## [Problem description]
Reproduce the rows below verbatim, from the line with "y-tick-label: 10.4 [244,907,273,922]" through the line with "y-tick-label: 0.0 [50,532,71,547]", including both of those lines.

### Extracted material ###

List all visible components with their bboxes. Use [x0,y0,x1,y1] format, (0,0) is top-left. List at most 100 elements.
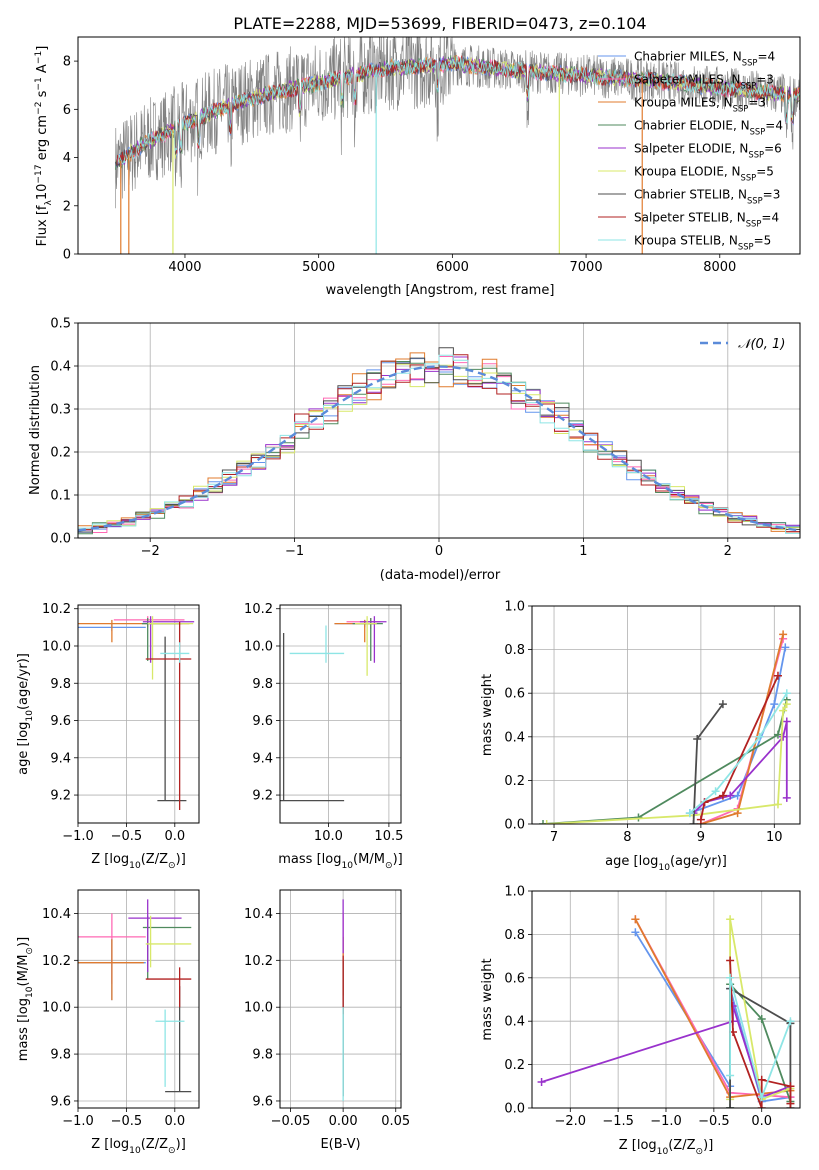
y-tick-label: 10.4 [244,907,273,922]
y-tick-label: 10.4 [42,907,71,922]
x-tick-label: −1.0 [62,829,94,844]
y-tick-label: 0.0 [504,1102,525,1117]
legend-label: Chabrier ELODIE, NSSP=4 [634,119,783,137]
histogram-step [78,354,800,534]
panel-mass_vs_Z: −1.0 −0.5 0.0 9.6 9.8 10.0 10.2 10.4 Z [log10(Z/… [16,889,200,1156]
errorbar-point [78,939,144,1001]
y-tick-label: 10.0 [244,1001,273,1016]
y-tick-label: 9.8 [50,677,71,692]
x-tick-label: −1.5 [602,1114,634,1129]
y-tick-label: 9.2 [252,789,273,804]
weight-marker [781,643,790,652]
y-tick-label: 9.6 [50,714,71,729]
panel-age_vs_mass: 10.0 10.5 9.2 9.4 9.6 9.8 10.0 10.2 mass [log10(… [244,602,403,871]
x-tick-label: −0.05 [271,1114,311,1129]
x-axis-label: Z [log10(Z/Z⊙)] [91,852,186,871]
weight-marker [539,820,548,824]
x-tick-label: 4000 [168,260,201,275]
x-tick-label: −2.0 [554,1114,586,1129]
legend-normal-label: 𝒩(0, 1) [738,337,785,352]
axes-frame [279,889,402,1109]
weight-series-line [689,692,788,814]
y-tick-label: 9.8 [50,1048,71,1063]
y-tick-label: 0 [63,248,71,263]
y-axis-label: mass [log10(M/M⊙)] [16,937,35,1061]
plot-area [78,616,195,810]
weight-marker [693,734,702,743]
x-tick-label: 0.05 [381,1114,410,1129]
legend: Chabrier MILES, NSSP=4 Salpeter MILES, NS… [598,50,783,252]
weight-marker [689,820,698,824]
legend-label: Chabrier STELIB, NSSP=3 [634,188,780,206]
weight-series [726,973,795,1102]
errorbar-point [141,618,182,661]
x-tick-label: 0.0 [751,1114,772,1129]
weight-marker [757,1104,766,1108]
x-tick-label: 2 [724,544,732,559]
y-tick-label: 9.6 [252,714,273,729]
y-tick-label: 10.0 [42,1001,71,1016]
y-tick-label: 0.8 [504,928,525,943]
x-tick-label: 0.0 [164,829,185,844]
x-tick-label: −0.5 [698,1114,730,1129]
weight-marker [786,1099,795,1108]
y-tick-label: 0.6 [504,971,525,986]
plot-area [539,630,791,824]
y-tick-label: 0.0 [50,532,71,547]
y-tick-label: 8 [63,55,71,70]
weight-series-line [692,721,788,814]
weight-marker [634,813,643,822]
x-tick-label: 10.5 [374,829,403,844]
plot-area [115,37,800,254]
weight-series-line [700,634,784,824]
y-tick-label: 9.4 [50,751,71,766]
y-axis-label: Flux [fλ10−17 erg cm−2 s−1 A−1] [34,46,54,247]
x-tick-label: 10 [766,830,783,845]
weight-series-line [700,675,779,820]
axes-frame [531,890,801,1109]
y-tick-label: 0.2 [504,1058,525,1073]
weight-marker [726,791,735,800]
y-tick-label: 1.0 [504,885,525,900]
panel-residuals: −2 −1 0 1 2 0.0 0.1 0.2 0.3 0.4 0.5 𝒩(0, 1) (data-mo… [28,317,801,583]
weight-marker [685,809,694,818]
legend-label: Salpeter MILES, NSSP=3 [634,73,774,91]
x-tick-label: −1.0 [650,1114,682,1129]
weight-marker [773,730,782,739]
panel-weight_vs_Z: −2.0 −1.5 −1.0 −0.5 0.0 0.0 0.2 0.4 0.6 0.8 1.0 Z [… [480,885,801,1157]
x-tick-label: −0.5 [111,829,143,844]
axes-frame [531,605,801,825]
x-tick-label: 7000 [570,260,603,275]
normal-curve [78,365,800,532]
panel-age_vs_Z: −1.0 −0.5 0.0 9.2 9.4 9.6 9.8 10.0 10.2 Z [log10(… [16,602,200,871]
plot-area [537,915,795,1108]
weight-marker [770,700,779,709]
x-tick-label: −1.0 [62,1114,94,1129]
errorbar-point [160,642,190,663]
errorbar-point [145,915,192,968]
legend-label: Salpeter ELODIE, NSSP=6 [634,142,782,160]
x-tick-label: 7 [550,830,558,845]
weight-marker [782,689,791,698]
weight-marker [542,820,551,824]
panel-weight_vs_age: 7 8 9 10 0.0 0.2 0.4 0.6 0.8 1.0 age [log10(age/yr… [480,600,801,873]
errorbar-point [165,986,192,1093]
x-tick-label: 8000 [703,260,736,275]
errorbar-point [155,1009,185,1087]
weight-series [542,700,791,824]
y-tick-label: 0.4 [504,730,525,745]
panel-mass_vs_ebv: −0.05 0.00 0.05 9.6 9.8 10.0 10.2 10.4 E(B-V) [244,889,410,1152]
y-tick-label: 1.0 [504,600,525,615]
weight-marker [757,1093,766,1102]
spectrum-model-line [116,54,800,165]
y-tick-label: 0.1 [50,489,71,504]
weight-marker [773,800,782,809]
weight-marker [631,915,640,924]
plot-area [78,347,800,535]
y-tick-label: 0.0 [504,818,525,833]
weight-marker [782,793,791,802]
spectrum-model-line [117,55,800,165]
x-tick-label: −2 [141,544,160,559]
y-tick-label: 9.8 [252,677,273,692]
y-tick-label: 10.2 [244,602,273,617]
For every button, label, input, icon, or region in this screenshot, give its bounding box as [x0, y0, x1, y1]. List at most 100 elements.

###

## [Expected answer]
y-tick-label: 10.4 [244,907,273,922]
y-tick-label: 10.4 [42,907,71,922]
x-tick-label: −1.0 [62,829,94,844]
y-tick-label: 0.0 [504,1102,525,1117]
legend-label: Chabrier ELODIE, NSSP=4 [634,119,783,137]
histogram-step [78,354,800,534]
panel-mass_vs_Z: −1.0 −0.5 0.0 9.6 9.8 10.0 10.2 10.4 Z [log10(Z/… [16,889,200,1156]
errorbar-point [78,939,144,1001]
y-tick-label: 10.0 [244,1001,273,1016]
y-tick-label: 9.8 [50,677,71,692]
x-tick-label: −1.5 [602,1114,634,1129]
y-tick-label: 9.2 [252,789,273,804]
weight-marker [781,643,790,652]
y-tick-label: 9.6 [50,714,71,729]
panel-age_vs_mass: 10.0 10.5 9.2 9.4 9.6 9.8 10.0 10.2 mass [log10(… [244,602,403,871]
x-tick-label: −0.05 [271,1114,311,1129]
x-axis-label: Z [log10(Z/Z⊙)] [91,852,186,871]
weight-marker [539,820,548,824]
x-tick-label: 4000 [168,260,201,275]
x-tick-label: −2.0 [554,1114,586,1129]
legend-normal-label: 𝒩(0, 1) [738,337,785,352]
axes-frame [279,889,402,1109]
weight-series-line [689,692,788,814]
y-tick-label: 9.8 [50,1048,71,1063]
y-tick-label: 0 [63,248,71,263]
y-axis-label: mass [log10(M/M⊙)] [16,937,35,1061]
plot-area [78,616,195,810]
weight-marker [693,734,702,743]
x-tick-label: 0.05 [381,1114,410,1129]
legend: Chabrier MILES, NSSP=4 Salpeter MILES, NS… [598,50,783,252]
weight-marker [689,820,698,824]
legend-label: Chabrier STELIB, NSSP=3 [634,188,780,206]
weight-series [726,973,795,1102]
errorbar-point [141,618,182,661]
x-tick-label: 0.0 [751,1114,772,1129]
weight-marker [757,1104,766,1108]
x-tick-label: 2 [724,544,732,559]
y-tick-label: 9.6 [252,714,273,729]
y-tick-label: 10.0 [42,1001,71,1016]
y-tick-label: 0.8 [504,928,525,943]
x-tick-label: 0.0 [164,829,185,844]
x-tick-label: −0.5 [698,1114,730,1129]
weight-marker [786,1099,795,1108]
y-tick-label: 0.6 [504,971,525,986]
plot-area [539,630,791,824]
y-tick-label: 0.0 [50,532,71,547]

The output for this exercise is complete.